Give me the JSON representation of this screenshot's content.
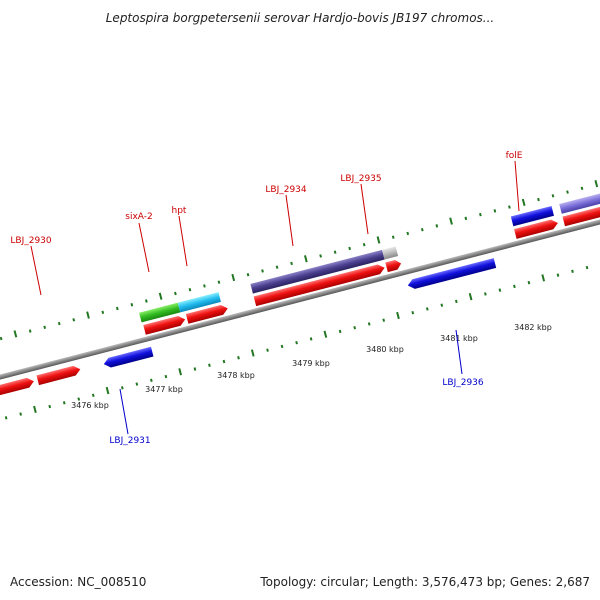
{
  "title": "Leptospira borgpetersenii serovar Hardjo-bovis JB197 chromos...",
  "footer": {
    "accession": "Accession: NC_008510",
    "topology": "Topology: circular; Length: 3,576,473 bp; Genes: 2,687"
  },
  "scale_labels": [
    "3476 kbp",
    "3477 kbp",
    "3478 kbp",
    "3479 kbp",
    "3480 kbp",
    "3481 kbp",
    "3482 kbp"
  ],
  "gene_labels_forward": [
    "LBJ_2930",
    "sixA-2",
    "hpt",
    "LBJ_2934",
    "LBJ_2935",
    "folE"
  ],
  "gene_labels_reverse": [
    "LBJ_2931",
    "LBJ_2936"
  ],
  "colors": {
    "forward_cds": "#ee1111",
    "reverse_cds": "#1111dd",
    "backbone": "#888888",
    "tick": "#227722",
    "label_forward": "#cc0000",
    "label_reverse": "#0000cc"
  }
}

● ● ● ●

Work task
Everything in the records must be transcribed exactly, except the pictures, which are left out.

Task response
Give me the JSON representation of this screenshot's content.
{
  "title": "Leptospira borgpetersenii serovar Hardjo-bovis JB197 chromos...",
  "footer": {
    "accession": "Accession: NC_008510",
    "topology": "Topology: circular; Length: 3,576,473 bp; Genes: 2,687"
  },
  "scale_labels": [
    "3476 kbp",
    "3477 kbp",
    "3478 kbp",
    "3479 kbp",
    "3480 kbp",
    "3481 kbp",
    "3482 kbp"
  ],
  "gene_labels_forward": [
    "LBJ_2930",
    "sixA-2",
    "hpt",
    "LBJ_2934",
    "LBJ_2935",
    "folE"
  ],
  "gene_labels_reverse": [
    "LBJ_2931",
    "LBJ_2936"
  ],
  "colors": {
    "forward_cds": "#ee1111",
    "reverse_cds": "#1111dd",
    "backbone": "#888888",
    "tick": "#227722",
    "label_forward": "#cc0000",
    "label_reverse": "#0000cc"
  }
}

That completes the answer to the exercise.